Input data:
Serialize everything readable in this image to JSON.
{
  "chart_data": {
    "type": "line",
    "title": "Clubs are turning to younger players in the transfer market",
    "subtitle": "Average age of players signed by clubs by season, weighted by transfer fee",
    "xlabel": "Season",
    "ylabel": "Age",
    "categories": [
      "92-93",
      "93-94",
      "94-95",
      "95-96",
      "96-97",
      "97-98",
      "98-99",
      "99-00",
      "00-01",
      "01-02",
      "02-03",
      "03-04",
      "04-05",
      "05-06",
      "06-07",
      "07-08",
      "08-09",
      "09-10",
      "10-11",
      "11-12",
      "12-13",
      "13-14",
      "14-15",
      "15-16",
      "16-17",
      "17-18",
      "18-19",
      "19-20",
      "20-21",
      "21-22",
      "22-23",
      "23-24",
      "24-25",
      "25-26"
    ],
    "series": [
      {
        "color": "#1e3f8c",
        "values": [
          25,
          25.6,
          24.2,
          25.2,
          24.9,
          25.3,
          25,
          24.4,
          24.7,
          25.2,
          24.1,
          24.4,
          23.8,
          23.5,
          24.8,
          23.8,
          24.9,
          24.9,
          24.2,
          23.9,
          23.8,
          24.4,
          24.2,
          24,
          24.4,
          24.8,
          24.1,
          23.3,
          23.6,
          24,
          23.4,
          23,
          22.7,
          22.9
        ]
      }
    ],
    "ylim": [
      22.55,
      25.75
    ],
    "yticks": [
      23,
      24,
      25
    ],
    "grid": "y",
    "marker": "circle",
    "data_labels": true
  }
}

Exercise task:
Restate the whole listing exactly, leaving out nothing.

Response to the task:
Serialize everything readable in this image to JSON.
{
  "chart_data": {
    "type": "line",
    "title": "Clubs are turning to younger players in the transfer market",
    "subtitle": "Average age of players signed by clubs by season, weighted by transfer fee",
    "xlabel": "Season",
    "ylabel": "Age",
    "categories": [
      "92-93",
      "93-94",
      "94-95",
      "95-96",
      "96-97",
      "97-98",
      "98-99",
      "99-00",
      "00-01",
      "01-02",
      "02-03",
      "03-04",
      "04-05",
      "05-06",
      "06-07",
      "07-08",
      "08-09",
      "09-10",
      "10-11",
      "11-12",
      "12-13",
      "13-14",
      "14-15",
      "15-16",
      "16-17",
      "17-18",
      "18-19",
      "19-20",
      "20-21",
      "21-22",
      "22-23",
      "23-24",
      "24-25",
      "25-26"
    ],
    "series": [
      {
        "color": "#1e3f8c",
        "values": [
          25,
          25.6,
          24.2,
          25.2,
          24.9,
          25.3,
          25,
          24.4,
          24.7,
          25.2,
          24.1,
          24.4,
          23.8,
          23.5,
          24.8,
          23.8,
          24.9,
          24.9,
          24.2,
          23.9,
          23.8,
          24.4,
          24.2,
          24,
          24.4,
          24.8,
          24.1,
          23.3,
          23.6,
          24,
          23.4,
          23,
          22.7,
          22.9
        ]
      }
    ],
    "ylim": [
      22.55,
      25.75
    ],
    "yticks": [
      23,
      24,
      25
    ],
    "grid": "y",
    "marker": "circle",
    "data_labels": true
  }
}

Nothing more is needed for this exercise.